(Task directions): Scan the records for the string "occipital"; copy each line where it occurs.

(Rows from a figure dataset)
▶

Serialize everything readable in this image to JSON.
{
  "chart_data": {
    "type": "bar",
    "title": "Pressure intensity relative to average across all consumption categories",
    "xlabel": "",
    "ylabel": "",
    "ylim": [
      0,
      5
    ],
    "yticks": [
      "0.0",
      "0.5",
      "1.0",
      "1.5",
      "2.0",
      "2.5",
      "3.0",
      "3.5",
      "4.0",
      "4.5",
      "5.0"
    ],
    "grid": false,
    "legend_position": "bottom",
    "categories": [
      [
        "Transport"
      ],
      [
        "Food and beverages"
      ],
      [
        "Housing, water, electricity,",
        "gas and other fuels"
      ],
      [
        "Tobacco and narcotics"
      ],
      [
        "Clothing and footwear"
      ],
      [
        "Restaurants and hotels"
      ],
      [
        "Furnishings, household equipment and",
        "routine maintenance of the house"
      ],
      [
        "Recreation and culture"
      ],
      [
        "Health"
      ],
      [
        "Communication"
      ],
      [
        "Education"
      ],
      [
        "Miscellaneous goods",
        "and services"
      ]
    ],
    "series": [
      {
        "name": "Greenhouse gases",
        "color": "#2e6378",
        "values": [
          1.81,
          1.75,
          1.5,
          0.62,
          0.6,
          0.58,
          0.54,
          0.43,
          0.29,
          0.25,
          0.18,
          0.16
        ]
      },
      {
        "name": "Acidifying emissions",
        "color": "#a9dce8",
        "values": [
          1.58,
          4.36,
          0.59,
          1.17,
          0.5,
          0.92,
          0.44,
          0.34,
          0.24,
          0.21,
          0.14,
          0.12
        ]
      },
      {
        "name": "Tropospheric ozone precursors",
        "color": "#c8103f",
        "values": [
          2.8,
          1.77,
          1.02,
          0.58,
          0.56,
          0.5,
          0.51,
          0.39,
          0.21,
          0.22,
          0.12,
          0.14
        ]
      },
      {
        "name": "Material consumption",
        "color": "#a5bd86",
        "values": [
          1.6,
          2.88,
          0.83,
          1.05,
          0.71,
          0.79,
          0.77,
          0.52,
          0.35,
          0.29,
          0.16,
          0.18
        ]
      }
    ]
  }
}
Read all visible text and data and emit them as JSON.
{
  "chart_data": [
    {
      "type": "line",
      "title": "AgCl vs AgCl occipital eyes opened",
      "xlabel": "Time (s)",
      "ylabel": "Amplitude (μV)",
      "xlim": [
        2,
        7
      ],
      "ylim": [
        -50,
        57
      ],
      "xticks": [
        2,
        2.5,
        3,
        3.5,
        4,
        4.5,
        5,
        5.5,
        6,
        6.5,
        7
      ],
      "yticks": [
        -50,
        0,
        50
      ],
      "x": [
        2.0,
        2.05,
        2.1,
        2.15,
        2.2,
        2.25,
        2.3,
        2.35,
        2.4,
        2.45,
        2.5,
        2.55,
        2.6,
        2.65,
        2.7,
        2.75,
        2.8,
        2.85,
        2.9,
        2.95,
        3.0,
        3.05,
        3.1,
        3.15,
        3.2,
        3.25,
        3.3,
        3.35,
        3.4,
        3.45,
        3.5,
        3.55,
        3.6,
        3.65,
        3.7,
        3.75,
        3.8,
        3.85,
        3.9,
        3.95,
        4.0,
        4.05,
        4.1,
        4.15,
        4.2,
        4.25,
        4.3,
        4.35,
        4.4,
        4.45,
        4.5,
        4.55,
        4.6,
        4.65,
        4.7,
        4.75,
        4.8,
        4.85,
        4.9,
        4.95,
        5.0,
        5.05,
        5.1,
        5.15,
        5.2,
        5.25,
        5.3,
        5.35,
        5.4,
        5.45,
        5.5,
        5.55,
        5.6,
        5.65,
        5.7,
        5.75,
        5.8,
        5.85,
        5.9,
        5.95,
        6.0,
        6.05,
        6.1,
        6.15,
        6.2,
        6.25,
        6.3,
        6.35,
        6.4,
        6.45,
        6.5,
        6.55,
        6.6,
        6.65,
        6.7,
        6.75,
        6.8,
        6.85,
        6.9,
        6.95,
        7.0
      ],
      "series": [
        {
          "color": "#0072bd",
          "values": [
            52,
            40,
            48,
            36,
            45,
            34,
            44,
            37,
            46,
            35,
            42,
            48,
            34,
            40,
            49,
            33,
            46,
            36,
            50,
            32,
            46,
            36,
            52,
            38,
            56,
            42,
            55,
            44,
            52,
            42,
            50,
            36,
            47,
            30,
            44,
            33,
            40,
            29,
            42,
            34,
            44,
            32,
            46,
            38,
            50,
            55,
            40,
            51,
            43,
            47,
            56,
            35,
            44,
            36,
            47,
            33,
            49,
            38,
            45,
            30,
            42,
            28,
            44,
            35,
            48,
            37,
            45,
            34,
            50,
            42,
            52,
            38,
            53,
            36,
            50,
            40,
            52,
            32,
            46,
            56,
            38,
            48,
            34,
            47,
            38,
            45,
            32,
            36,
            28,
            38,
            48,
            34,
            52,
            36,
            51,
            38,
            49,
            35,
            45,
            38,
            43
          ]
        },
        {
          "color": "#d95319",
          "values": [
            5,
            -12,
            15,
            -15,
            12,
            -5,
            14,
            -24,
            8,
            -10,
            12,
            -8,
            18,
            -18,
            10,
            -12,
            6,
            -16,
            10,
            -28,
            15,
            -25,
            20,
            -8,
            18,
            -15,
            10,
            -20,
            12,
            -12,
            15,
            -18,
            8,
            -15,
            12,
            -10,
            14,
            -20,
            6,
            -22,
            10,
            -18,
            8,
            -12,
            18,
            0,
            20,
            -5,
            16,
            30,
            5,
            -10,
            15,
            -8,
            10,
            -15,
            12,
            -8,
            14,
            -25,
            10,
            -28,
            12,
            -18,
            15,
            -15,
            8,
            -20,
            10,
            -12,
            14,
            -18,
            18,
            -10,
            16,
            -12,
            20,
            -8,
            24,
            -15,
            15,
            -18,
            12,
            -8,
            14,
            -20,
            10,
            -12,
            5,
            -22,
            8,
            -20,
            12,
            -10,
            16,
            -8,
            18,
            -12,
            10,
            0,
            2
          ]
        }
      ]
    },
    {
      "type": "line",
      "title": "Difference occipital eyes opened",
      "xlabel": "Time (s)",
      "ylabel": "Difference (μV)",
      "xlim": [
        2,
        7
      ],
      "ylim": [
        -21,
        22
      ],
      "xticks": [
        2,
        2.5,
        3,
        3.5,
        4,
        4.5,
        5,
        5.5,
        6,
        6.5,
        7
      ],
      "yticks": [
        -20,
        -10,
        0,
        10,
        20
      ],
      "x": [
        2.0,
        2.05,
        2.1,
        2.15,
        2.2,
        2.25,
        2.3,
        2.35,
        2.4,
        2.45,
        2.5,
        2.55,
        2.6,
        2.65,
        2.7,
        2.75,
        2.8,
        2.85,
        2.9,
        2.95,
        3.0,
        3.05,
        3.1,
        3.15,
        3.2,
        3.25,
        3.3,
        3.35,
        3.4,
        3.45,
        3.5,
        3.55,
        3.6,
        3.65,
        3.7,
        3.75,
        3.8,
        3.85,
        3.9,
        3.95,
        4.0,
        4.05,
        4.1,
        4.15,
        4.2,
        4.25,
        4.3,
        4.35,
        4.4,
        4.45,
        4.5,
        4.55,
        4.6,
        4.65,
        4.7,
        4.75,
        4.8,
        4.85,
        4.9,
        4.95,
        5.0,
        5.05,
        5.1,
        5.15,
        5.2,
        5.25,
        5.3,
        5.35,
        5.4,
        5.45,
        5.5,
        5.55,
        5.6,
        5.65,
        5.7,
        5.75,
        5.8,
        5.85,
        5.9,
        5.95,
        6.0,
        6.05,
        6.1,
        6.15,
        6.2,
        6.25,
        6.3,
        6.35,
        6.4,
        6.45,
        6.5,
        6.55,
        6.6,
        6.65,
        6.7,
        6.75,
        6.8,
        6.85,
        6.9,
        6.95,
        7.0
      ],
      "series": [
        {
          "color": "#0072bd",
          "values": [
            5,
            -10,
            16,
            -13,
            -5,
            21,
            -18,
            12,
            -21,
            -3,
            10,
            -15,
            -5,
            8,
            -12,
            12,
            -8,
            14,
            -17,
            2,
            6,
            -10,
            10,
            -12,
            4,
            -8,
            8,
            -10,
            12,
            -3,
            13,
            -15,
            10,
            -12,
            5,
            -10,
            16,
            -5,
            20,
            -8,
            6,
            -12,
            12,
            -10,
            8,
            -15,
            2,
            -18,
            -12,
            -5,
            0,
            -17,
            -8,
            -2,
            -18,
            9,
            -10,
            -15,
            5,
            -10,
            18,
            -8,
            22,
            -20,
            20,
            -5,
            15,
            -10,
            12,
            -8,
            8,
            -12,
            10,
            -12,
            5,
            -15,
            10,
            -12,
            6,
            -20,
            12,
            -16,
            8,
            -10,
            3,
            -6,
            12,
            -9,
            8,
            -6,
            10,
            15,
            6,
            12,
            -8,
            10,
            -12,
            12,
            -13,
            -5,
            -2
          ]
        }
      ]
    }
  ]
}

◀

(Written solution):
      "title": "AgCl vs AgCl occipital eyes opened",
      "title": "Difference occipital eyes opened",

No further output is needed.